Records:
'''
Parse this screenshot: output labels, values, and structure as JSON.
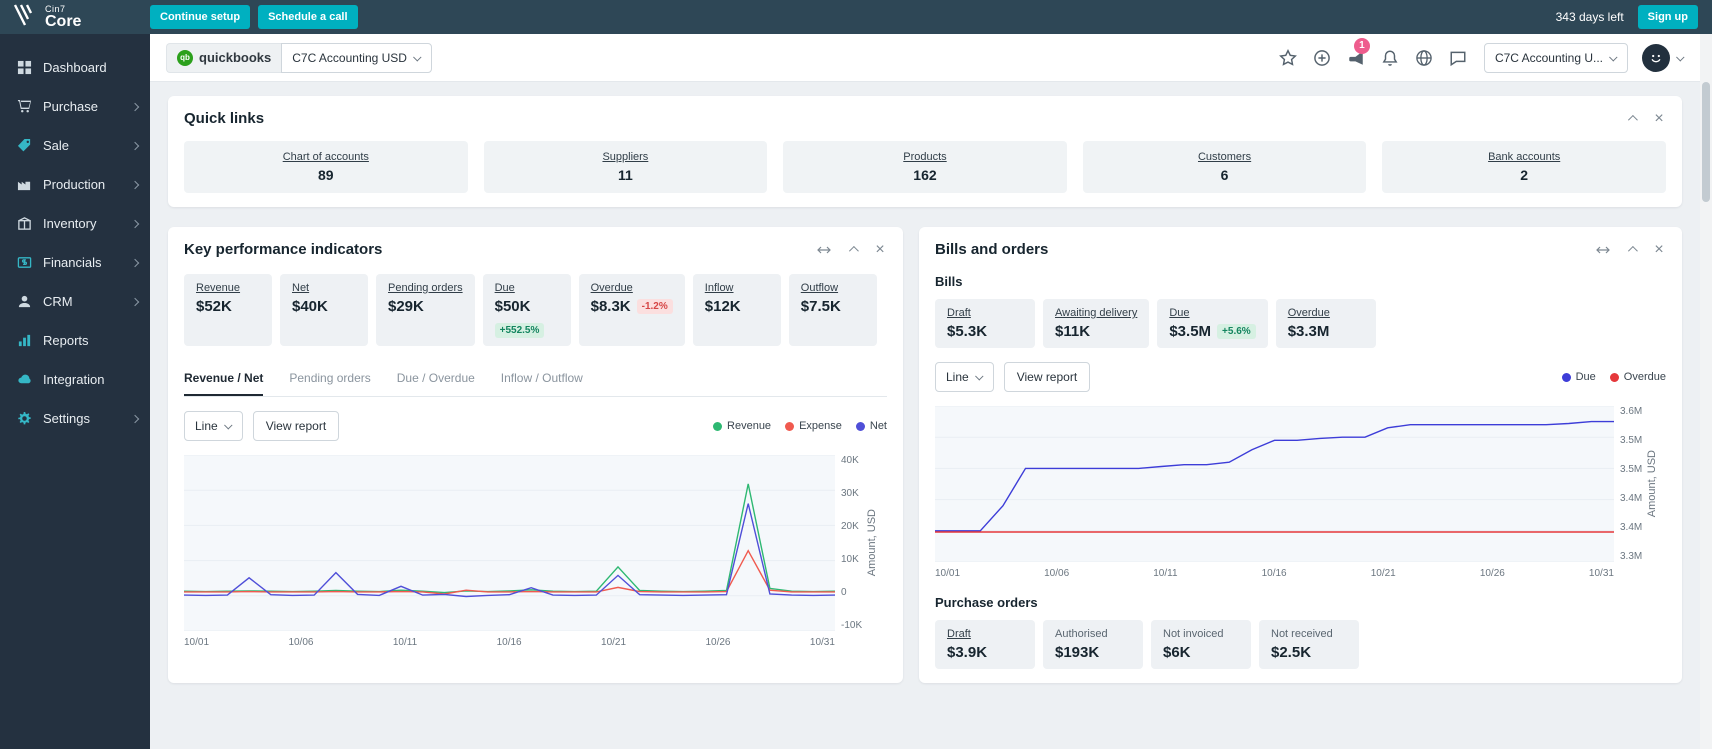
{
  "topbar": {
    "logo_brand": "Cin7",
    "logo_product": "Core",
    "continue_setup": "Continue setup",
    "schedule_call": "Schedule a call",
    "days_left": "343 days left",
    "sign_up": "Sign up"
  },
  "sidebar": {
    "items": [
      {
        "label": "Dashboard"
      },
      {
        "label": "Purchase"
      },
      {
        "label": "Sale"
      },
      {
        "label": "Production"
      },
      {
        "label": "Inventory"
      },
      {
        "label": "Financials"
      },
      {
        "label": "CRM"
      },
      {
        "label": "Reports"
      },
      {
        "label": "Integration"
      },
      {
        "label": "Settings"
      }
    ]
  },
  "header": {
    "quickbooks_label": "quickbooks",
    "company_select": "C7C Accounting USD",
    "account_select": "C7C Accounting U...",
    "notification_count": "1"
  },
  "quick_links": {
    "title": "Quick links",
    "items": [
      {
        "label": "Chart of accounts",
        "value": "89"
      },
      {
        "label": "Suppliers",
        "value": "11"
      },
      {
        "label": "Products",
        "value": "162"
      },
      {
        "label": "Customers",
        "value": "6"
      },
      {
        "label": "Bank accounts",
        "value": "2"
      }
    ]
  },
  "kpi": {
    "title": "Key performance indicators",
    "tiles": [
      {
        "label": "Revenue",
        "value": "$52K"
      },
      {
        "label": "Net",
        "value": "$40K"
      },
      {
        "label": "Pending orders",
        "value": "$29K"
      },
      {
        "label": "Due",
        "value": "$50K",
        "badge": "+552.5%"
      },
      {
        "label": "Overdue",
        "value": "$8.3K",
        "badge": "-1.2%"
      },
      {
        "label": "Inflow",
        "value": "$12K"
      },
      {
        "label": "Outflow",
        "value": "$7.5K"
      }
    ],
    "tabs": [
      {
        "label": "Revenue / Net"
      },
      {
        "label": "Pending orders"
      },
      {
        "label": "Due / Overdue"
      },
      {
        "label": "Inflow / Outflow"
      }
    ],
    "chart_type": "Line",
    "view_report": "View report",
    "legend": [
      {
        "label": "Revenue",
        "color": "#2eb872"
      },
      {
        "label": "Expense",
        "color": "#f05a4f"
      },
      {
        "label": "Net",
        "color": "#4f4fd8"
      }
    ]
  },
  "bills": {
    "title": "Bills and orders",
    "bills_heading": "Bills",
    "tiles": [
      {
        "label": "Draft",
        "value": "$5.3K"
      },
      {
        "label": "Awaiting delivery",
        "value": "$11K"
      },
      {
        "label": "Due",
        "value": "$3.5M",
        "badge": "+5.6%"
      },
      {
        "label": "Overdue",
        "value": "$3.3M"
      }
    ],
    "chart_type": "Line",
    "view_report": "View report",
    "legend": [
      {
        "label": "Due",
        "color": "#3d3dd8"
      },
      {
        "label": "Overdue",
        "color": "#e5383b"
      }
    ],
    "po_heading": "Purchase orders",
    "po_tiles": [
      {
        "label": "Draft",
        "value": "$3.9K"
      },
      {
        "label": "Authorised",
        "value": "$193K"
      },
      {
        "label": "Not invoiced",
        "value": "$6K"
      },
      {
        "label": "Not received",
        "value": "$2.5K"
      }
    ]
  },
  "chart_data": [
    {
      "id": "kpi-revenue-net",
      "type": "line",
      "title": "Revenue / Net",
      "ylabel": "Amount, USD",
      "ylim": [
        -10,
        40
      ],
      "yticks": [
        "40K",
        "30K",
        "20K",
        "10K",
        "0",
        "-10K"
      ],
      "xticks": [
        "10/01",
        "10/06",
        "10/11",
        "10/16",
        "10/21",
        "10/26",
        "10/31"
      ],
      "units": "thousand USD",
      "series": [
        {
          "name": "Revenue",
          "color": "#2eb872",
          "values": [
            1.3,
            1.2,
            1.3,
            1.4,
            1.3,
            1.2,
            1.3,
            1.5,
            1.3,
            1.2,
            1.6,
            1.3,
            0.9,
            1.4,
            1.2,
            1.4,
            1.7,
            1.3,
            1.2,
            1.3,
            8.2,
            1.5,
            1.3,
            1.2,
            1.3,
            1.5,
            31.8,
            2.1,
            1.3,
            1.2,
            1.3
          ]
        },
        {
          "name": "Expense",
          "color": "#f05a4f",
          "values": [
            1.1,
            1.1,
            1.1,
            1.2,
            1.1,
            1.1,
            1.1,
            1.2,
            1.1,
            1.1,
            1.2,
            1.1,
            0.5,
            1.6,
            1.1,
            1.1,
            1.2,
            1.1,
            1.1,
            1.1,
            2.4,
            1.2,
            1.1,
            1.1,
            1.1,
            1.2,
            12.8,
            1.6,
            1.1,
            1.1,
            1.1
          ]
        },
        {
          "name": "Net",
          "color": "#4f4fd8",
          "values": [
            0.2,
            0.1,
            0.2,
            5.1,
            0.3,
            0.1,
            0.2,
            6.6,
            0.4,
            0.1,
            2.7,
            0.2,
            0.4,
            -0.2,
            0.1,
            0.3,
            2.3,
            0.2,
            0.1,
            0.2,
            5.8,
            0.3,
            0.2,
            0.1,
            0.2,
            0.3,
            26.2,
            0.5,
            0.2,
            0.1,
            0.2
          ]
        }
      ]
    },
    {
      "id": "bills-due-overdue",
      "type": "line",
      "title": "Bills",
      "ylabel": "Amount, USD",
      "ylim": [
        3.35,
        3.6
      ],
      "yticks": [
        "3.6M",
        "3.5M",
        "3.5M",
        "3.4M",
        "3.4M",
        "3.3M"
      ],
      "xticks": [
        "10/01",
        "10/06",
        "10/11",
        "10/16",
        "10/21",
        "10/26",
        "10/31"
      ],
      "units": "million USD",
      "series": [
        {
          "name": "Due",
          "color": "#3d3dd8",
          "values": [
            3.4,
            3.4,
            3.4,
            3.44,
            3.5,
            3.5,
            3.5,
            3.5,
            3.5,
            3.5,
            3.503,
            3.506,
            3.506,
            3.51,
            3.53,
            3.545,
            3.545,
            3.548,
            3.55,
            3.55,
            3.565,
            3.57,
            3.57,
            3.57,
            3.57,
            3.57,
            3.57,
            3.57,
            3.572,
            3.575,
            3.575
          ]
        },
        {
          "name": "Overdue",
          "color": "#e5383b",
          "values": [
            3.398,
            3.398,
            3.398,
            3.398,
            3.398,
            3.398,
            3.398,
            3.398,
            3.398,
            3.398,
            3.398,
            3.398,
            3.398,
            3.398,
            3.398,
            3.398,
            3.398,
            3.398,
            3.398,
            3.398,
            3.398,
            3.398,
            3.398,
            3.398,
            3.398,
            3.398,
            3.398,
            3.398,
            3.398,
            3.398,
            3.398
          ]
        }
      ]
    }
  ]
}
'''
Aim: Where a line above includes "name", copy that line.

Answer in full:
          "name": "Revenue",
          "name": "Expense",
          "name": "Net",
          "name": "Due",
          "name": "Overdue",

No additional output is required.